Another BPS for next week!!
-$695/+$595 for $10 each - will close out on a pop!
Noob in BPS here. So am I reading correctly this BPS is :
- to sell a put with $695 strike (currently $10 or so)
- to buy a put with $595 strike (currently $1 or so)
Total credit $9

So if the stock pops -> bought put expires worthless, but so does the sold one = profit
Stock stays the same -> same profit
Stock drops below 695 -> sold put rises in value (loss or you get shares assigned) , bought put rises in value to offset this (albeit it only being relevant on a huuuuuuuge stock drop).

Am I reading this right?


Extra question: how much are you guys generally keeping in cash (% wise ofc) to allow these types of moves? I keep my cash reservers quite low since I pay 1% intrest on holding cash, it's ridiculous. So I'm mostly in calls and stock most of the time, only around 5% in cash.
 
Noob in BPS here. So am I reading correctly this BPS is :
- to sell a put with $695 strike (currently $10 or so)
- to buy a put with $595 strike (currently $1 or so)

#### PROVIDED DATA
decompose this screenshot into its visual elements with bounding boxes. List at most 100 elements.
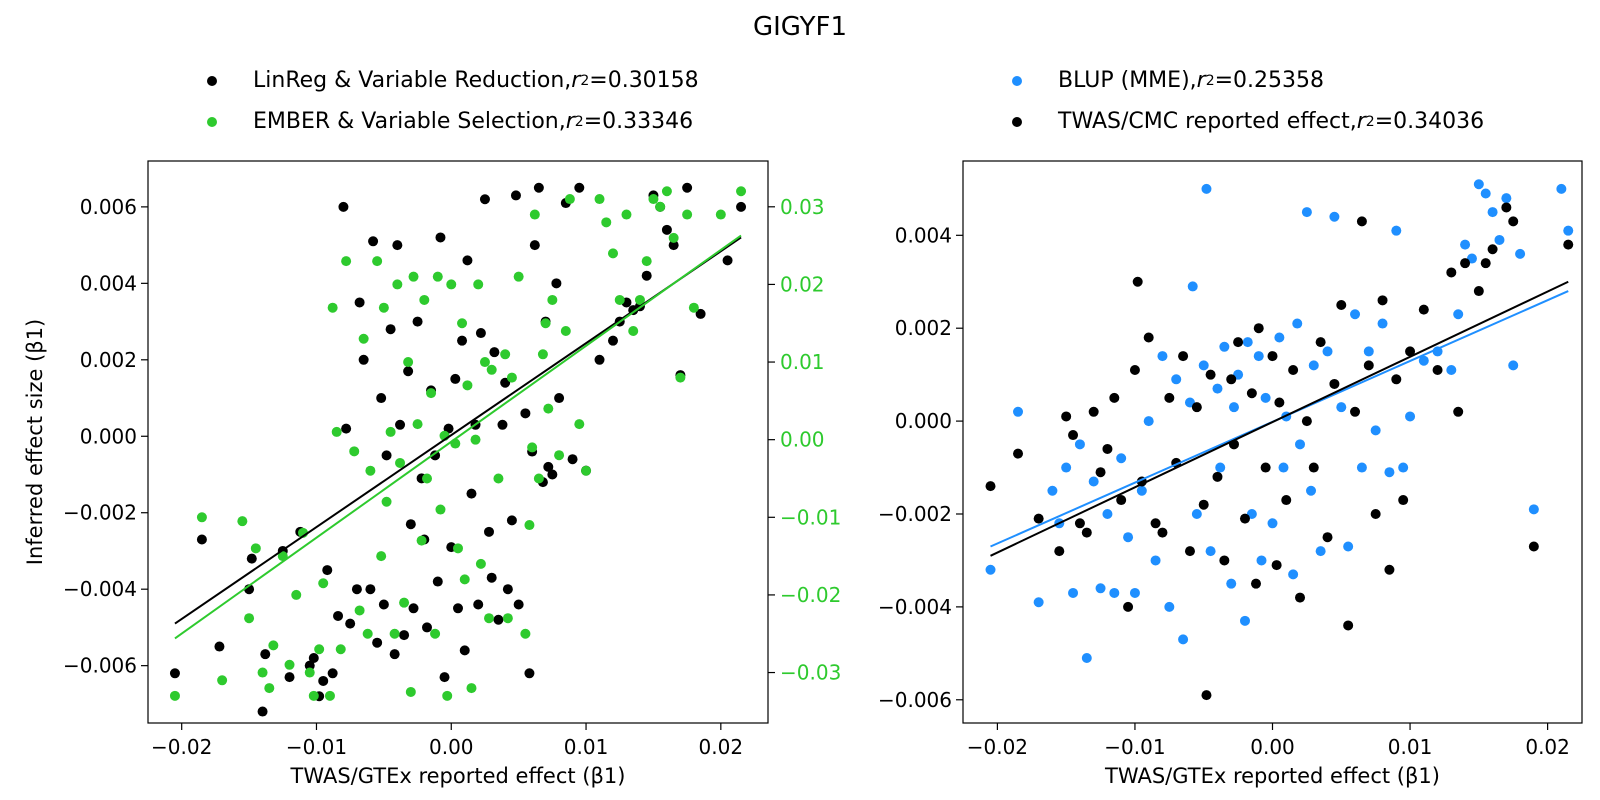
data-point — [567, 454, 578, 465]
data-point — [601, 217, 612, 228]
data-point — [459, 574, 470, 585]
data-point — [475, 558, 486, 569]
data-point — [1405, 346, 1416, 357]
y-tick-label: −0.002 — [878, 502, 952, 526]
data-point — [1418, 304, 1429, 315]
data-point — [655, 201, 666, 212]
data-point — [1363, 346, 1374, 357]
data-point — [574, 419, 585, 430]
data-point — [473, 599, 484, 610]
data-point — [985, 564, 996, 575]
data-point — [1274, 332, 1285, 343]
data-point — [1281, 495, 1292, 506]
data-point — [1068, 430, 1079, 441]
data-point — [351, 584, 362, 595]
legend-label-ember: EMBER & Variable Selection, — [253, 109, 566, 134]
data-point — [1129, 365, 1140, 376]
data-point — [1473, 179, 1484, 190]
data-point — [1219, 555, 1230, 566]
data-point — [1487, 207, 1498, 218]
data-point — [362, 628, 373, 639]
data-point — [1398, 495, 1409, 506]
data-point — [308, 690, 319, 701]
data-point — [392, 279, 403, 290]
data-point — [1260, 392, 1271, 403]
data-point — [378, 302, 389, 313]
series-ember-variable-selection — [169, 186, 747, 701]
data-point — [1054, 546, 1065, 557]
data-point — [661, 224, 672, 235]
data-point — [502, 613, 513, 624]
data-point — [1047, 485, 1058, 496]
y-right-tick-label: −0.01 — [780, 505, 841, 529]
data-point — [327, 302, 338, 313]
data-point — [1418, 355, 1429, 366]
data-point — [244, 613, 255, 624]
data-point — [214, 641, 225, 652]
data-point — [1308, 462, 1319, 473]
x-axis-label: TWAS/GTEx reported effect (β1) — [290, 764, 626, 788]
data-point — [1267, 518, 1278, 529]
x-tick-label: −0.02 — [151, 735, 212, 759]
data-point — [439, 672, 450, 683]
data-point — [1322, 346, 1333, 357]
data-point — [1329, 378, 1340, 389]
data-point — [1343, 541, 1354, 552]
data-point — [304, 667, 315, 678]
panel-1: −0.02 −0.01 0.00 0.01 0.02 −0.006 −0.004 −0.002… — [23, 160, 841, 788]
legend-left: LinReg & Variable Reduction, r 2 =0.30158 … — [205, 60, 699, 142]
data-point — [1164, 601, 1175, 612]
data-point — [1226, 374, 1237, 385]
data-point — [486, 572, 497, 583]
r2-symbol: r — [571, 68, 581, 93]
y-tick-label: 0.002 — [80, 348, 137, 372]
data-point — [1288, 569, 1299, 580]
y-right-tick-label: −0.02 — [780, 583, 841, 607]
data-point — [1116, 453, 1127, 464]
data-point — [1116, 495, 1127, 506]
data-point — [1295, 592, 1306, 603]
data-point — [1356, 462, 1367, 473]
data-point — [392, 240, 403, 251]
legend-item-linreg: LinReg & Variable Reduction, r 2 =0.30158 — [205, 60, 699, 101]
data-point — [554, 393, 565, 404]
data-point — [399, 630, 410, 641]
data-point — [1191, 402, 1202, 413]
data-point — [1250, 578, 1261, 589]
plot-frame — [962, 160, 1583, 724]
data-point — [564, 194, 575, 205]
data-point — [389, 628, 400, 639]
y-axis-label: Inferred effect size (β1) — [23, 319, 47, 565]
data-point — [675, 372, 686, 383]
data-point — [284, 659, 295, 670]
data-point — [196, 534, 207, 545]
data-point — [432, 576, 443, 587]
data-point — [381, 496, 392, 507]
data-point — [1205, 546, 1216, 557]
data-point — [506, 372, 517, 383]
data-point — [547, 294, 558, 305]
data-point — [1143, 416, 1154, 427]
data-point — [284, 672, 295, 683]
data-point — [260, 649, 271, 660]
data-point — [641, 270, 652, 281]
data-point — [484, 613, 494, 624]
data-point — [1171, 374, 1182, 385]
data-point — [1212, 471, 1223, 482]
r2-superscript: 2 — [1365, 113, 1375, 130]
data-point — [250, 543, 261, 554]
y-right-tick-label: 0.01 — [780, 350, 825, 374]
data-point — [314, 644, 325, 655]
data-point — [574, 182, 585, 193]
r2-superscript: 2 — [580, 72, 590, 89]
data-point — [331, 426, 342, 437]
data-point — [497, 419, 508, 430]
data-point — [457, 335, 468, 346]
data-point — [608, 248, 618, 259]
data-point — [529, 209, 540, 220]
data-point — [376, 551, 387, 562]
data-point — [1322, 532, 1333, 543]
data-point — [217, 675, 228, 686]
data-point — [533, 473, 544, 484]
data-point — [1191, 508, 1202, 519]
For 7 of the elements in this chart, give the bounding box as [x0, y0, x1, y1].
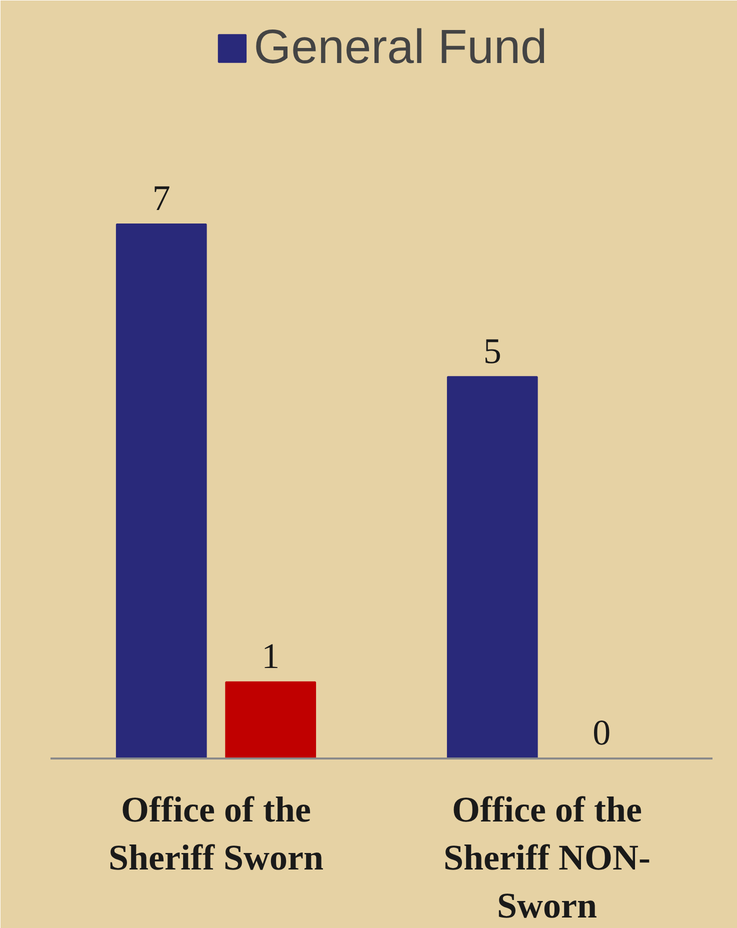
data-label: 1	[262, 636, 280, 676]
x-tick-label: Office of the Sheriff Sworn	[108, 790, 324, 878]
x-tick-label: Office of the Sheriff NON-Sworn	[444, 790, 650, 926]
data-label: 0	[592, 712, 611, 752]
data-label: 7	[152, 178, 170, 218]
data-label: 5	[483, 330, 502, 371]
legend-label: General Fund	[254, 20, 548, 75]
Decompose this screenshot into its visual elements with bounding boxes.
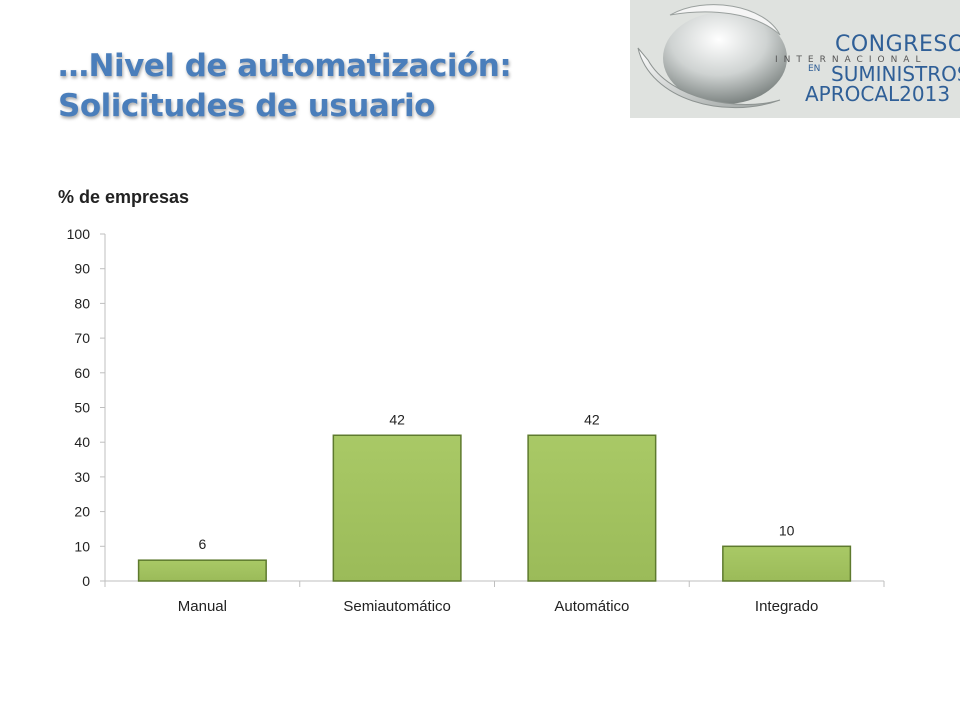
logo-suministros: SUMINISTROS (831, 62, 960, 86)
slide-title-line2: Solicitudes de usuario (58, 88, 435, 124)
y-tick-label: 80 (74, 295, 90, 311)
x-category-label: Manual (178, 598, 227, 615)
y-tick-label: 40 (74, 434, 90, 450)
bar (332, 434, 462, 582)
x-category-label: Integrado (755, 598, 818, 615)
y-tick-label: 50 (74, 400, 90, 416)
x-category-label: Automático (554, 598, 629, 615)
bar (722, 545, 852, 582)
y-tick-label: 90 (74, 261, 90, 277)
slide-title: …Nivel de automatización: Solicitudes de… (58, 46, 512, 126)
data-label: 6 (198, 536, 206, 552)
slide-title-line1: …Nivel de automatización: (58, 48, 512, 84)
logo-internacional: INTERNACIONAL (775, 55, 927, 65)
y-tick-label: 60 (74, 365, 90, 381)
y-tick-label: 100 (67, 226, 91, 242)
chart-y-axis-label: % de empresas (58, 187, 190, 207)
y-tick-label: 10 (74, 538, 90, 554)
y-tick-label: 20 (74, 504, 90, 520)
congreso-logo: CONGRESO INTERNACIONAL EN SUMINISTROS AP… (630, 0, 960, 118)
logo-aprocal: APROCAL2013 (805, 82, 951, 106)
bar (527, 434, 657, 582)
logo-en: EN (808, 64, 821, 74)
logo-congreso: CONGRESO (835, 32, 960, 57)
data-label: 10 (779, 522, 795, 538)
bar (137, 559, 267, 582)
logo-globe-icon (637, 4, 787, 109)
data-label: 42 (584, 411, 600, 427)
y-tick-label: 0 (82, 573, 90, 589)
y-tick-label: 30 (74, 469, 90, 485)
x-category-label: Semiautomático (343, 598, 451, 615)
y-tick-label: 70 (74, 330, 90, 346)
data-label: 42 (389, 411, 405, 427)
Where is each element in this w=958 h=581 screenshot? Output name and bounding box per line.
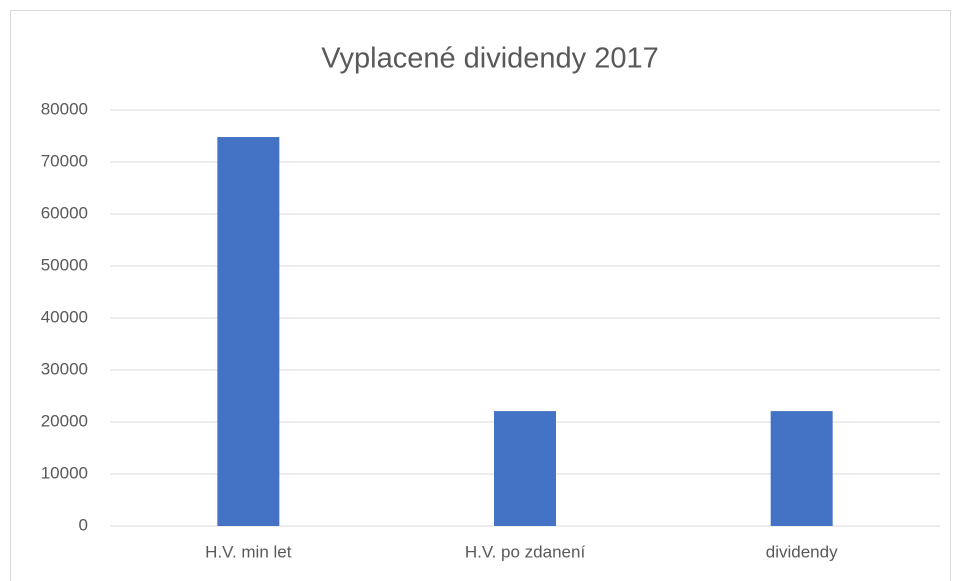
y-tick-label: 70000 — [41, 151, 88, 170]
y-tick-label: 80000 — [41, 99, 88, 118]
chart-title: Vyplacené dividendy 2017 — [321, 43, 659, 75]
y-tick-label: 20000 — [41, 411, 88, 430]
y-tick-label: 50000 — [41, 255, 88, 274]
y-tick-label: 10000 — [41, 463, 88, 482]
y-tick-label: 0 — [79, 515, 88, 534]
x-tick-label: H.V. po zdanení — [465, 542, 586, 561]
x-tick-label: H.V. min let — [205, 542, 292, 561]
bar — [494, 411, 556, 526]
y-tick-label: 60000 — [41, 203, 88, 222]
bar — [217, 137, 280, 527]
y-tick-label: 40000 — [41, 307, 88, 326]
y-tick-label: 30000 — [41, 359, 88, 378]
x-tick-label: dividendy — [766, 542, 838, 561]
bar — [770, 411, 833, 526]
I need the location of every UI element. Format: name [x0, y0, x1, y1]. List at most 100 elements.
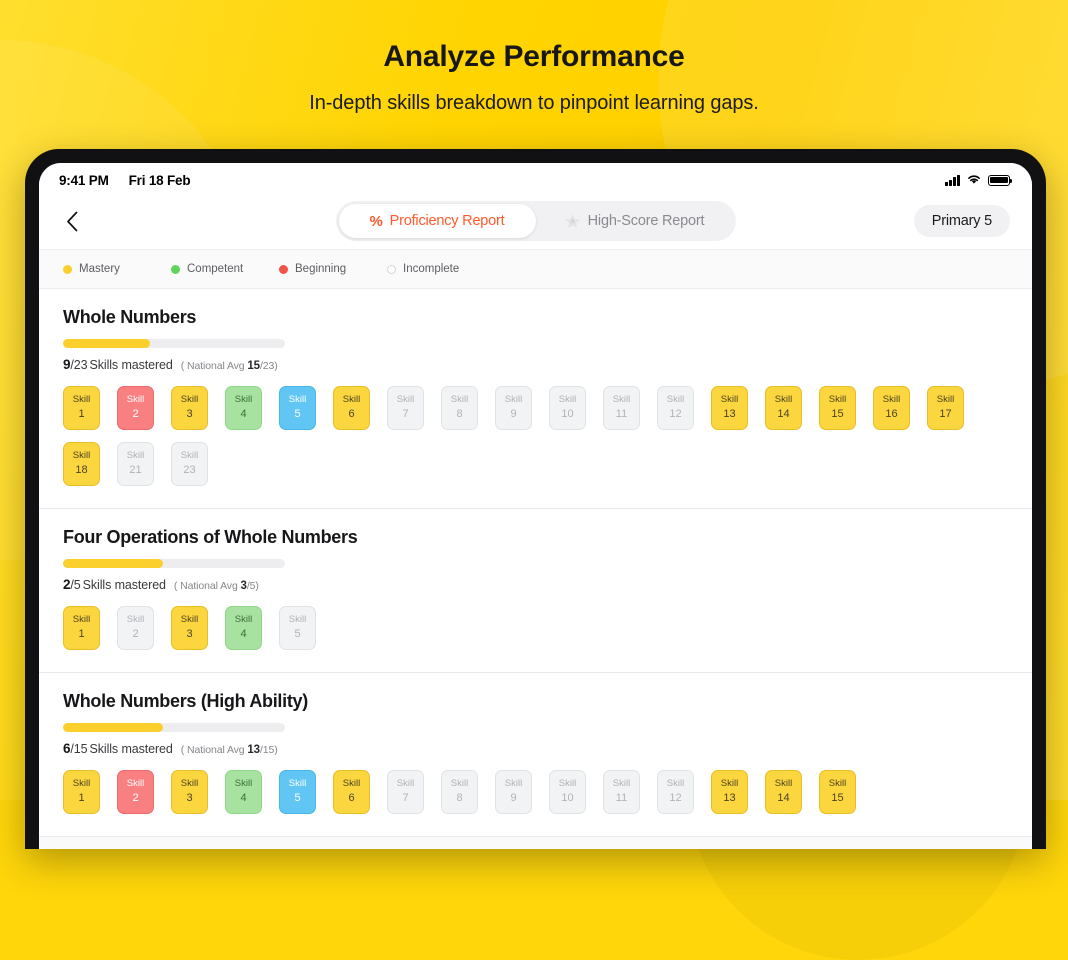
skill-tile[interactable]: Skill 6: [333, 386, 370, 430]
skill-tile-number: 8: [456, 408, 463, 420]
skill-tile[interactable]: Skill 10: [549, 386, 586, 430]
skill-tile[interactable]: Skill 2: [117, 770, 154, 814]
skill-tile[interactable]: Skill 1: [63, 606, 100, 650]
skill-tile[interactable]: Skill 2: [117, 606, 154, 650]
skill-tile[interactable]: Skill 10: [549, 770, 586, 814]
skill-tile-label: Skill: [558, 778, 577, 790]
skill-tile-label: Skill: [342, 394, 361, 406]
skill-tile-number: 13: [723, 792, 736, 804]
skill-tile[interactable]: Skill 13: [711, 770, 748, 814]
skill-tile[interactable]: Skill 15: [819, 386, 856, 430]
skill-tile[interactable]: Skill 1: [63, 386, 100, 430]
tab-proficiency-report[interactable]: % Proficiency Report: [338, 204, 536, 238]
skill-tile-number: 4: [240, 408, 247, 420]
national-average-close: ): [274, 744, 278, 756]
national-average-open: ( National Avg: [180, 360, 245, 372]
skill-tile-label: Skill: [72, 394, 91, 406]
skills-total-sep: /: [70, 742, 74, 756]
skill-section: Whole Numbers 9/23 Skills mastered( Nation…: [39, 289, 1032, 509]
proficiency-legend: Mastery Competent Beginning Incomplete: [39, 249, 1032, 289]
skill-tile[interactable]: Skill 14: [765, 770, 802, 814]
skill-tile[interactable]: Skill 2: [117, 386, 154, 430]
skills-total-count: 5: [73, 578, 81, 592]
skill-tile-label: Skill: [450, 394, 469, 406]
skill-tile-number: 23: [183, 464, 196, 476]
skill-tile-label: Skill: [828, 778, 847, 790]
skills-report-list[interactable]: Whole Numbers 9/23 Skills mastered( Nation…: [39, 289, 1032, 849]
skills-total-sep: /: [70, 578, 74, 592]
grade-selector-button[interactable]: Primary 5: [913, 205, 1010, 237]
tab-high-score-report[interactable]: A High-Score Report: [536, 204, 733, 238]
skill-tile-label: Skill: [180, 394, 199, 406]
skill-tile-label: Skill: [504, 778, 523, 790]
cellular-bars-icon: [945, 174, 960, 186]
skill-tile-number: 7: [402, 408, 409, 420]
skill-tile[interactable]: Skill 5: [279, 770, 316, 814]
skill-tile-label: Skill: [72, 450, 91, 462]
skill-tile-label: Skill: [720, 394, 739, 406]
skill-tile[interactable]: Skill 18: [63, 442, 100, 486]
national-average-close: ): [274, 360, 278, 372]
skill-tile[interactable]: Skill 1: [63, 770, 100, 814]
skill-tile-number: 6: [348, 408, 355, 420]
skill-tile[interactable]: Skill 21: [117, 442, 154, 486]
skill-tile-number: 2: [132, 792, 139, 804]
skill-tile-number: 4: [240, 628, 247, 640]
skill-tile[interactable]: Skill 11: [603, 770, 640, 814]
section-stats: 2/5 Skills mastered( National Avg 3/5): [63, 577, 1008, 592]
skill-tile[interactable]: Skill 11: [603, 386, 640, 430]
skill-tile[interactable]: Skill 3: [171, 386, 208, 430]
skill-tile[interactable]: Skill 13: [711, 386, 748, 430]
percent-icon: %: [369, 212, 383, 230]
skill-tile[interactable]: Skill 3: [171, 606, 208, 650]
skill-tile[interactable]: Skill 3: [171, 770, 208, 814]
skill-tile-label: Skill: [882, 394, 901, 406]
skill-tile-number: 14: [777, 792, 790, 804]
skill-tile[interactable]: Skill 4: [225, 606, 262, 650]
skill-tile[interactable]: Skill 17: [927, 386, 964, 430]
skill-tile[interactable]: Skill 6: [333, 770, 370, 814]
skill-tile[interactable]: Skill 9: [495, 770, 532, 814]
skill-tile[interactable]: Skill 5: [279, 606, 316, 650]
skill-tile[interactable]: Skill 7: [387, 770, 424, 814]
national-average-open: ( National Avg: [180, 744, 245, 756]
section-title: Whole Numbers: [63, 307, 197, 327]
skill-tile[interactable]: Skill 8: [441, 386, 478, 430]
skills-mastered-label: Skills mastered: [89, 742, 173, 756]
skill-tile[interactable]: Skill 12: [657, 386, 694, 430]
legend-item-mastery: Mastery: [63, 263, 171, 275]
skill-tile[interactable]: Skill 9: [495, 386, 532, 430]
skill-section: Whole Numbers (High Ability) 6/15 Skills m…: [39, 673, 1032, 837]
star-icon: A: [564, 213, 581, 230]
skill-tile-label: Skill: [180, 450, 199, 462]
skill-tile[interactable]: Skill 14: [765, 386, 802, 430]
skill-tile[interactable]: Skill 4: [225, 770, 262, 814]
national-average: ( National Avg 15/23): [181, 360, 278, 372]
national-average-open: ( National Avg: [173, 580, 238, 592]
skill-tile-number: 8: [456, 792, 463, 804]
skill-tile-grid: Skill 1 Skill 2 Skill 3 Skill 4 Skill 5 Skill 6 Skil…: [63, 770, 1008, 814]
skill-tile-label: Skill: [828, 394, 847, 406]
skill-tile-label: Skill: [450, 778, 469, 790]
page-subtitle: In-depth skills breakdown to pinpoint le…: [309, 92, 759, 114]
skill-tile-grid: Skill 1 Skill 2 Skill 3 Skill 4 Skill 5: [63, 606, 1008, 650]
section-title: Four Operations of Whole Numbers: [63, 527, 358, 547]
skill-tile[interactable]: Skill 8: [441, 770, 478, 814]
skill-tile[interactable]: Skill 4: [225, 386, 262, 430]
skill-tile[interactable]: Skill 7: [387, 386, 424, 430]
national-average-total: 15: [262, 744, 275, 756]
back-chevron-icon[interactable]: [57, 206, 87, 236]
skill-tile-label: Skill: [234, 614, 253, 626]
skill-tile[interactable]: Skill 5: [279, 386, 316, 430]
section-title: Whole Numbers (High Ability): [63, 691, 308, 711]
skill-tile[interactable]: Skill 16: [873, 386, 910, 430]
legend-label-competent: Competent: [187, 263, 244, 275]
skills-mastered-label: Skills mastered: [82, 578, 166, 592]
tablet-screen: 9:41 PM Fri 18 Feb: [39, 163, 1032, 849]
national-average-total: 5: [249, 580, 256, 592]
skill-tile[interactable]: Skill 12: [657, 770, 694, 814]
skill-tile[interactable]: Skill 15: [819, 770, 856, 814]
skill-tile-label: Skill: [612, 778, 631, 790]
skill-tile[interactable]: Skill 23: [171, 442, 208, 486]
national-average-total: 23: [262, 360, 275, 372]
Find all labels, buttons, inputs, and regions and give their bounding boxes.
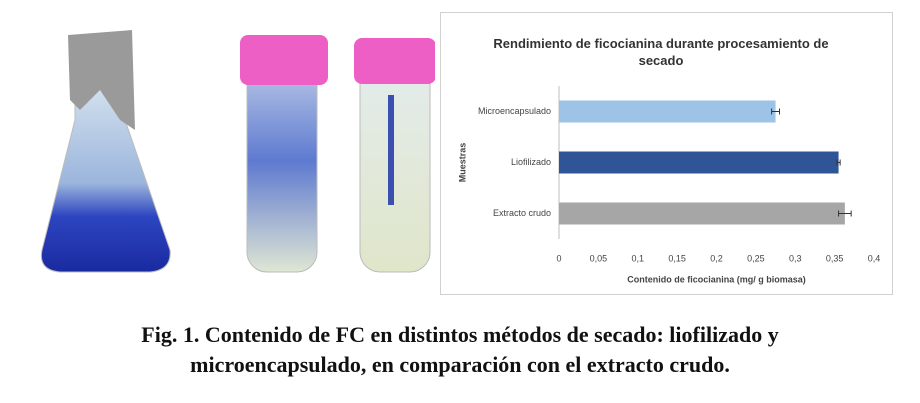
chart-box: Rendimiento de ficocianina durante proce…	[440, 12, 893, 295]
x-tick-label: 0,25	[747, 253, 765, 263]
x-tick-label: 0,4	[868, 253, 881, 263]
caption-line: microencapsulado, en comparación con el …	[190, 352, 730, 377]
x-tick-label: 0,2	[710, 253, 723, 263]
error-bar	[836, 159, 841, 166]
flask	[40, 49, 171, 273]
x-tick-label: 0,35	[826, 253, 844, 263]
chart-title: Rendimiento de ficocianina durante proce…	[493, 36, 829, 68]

#### THINGS TO DO
1) In the post about the bull put spread, what interest rate does the writer say they pay on holding cash?
2) Retype the part of the bull put spread post that opens with the words containing "-$695/+$595 for $10" and closes with "reading this right?", keeping every character unchanged.

#### PER-TASK OUTPUTS
1) 1%

2)
-$695/+$595 for $10 each - will close out on a pop!
Noob in BPS here. So am I reading correctly this BPS is :
- to sell a put with $695 strike (currently $10 or so)
- to buy a put with $595 strike (currently $1 or so)
Total credit $9

So if the stock pops -> bought put expires worthless, but so does the sold one = profit
Stock stays the same -> same profit
Stock drops below 695 -> sold put rises in value (loss or you get shares assigned) , bought put rises in value to offset this (albeit it only being relevant on a huuuuuuuge stock drop).

Am I reading this right?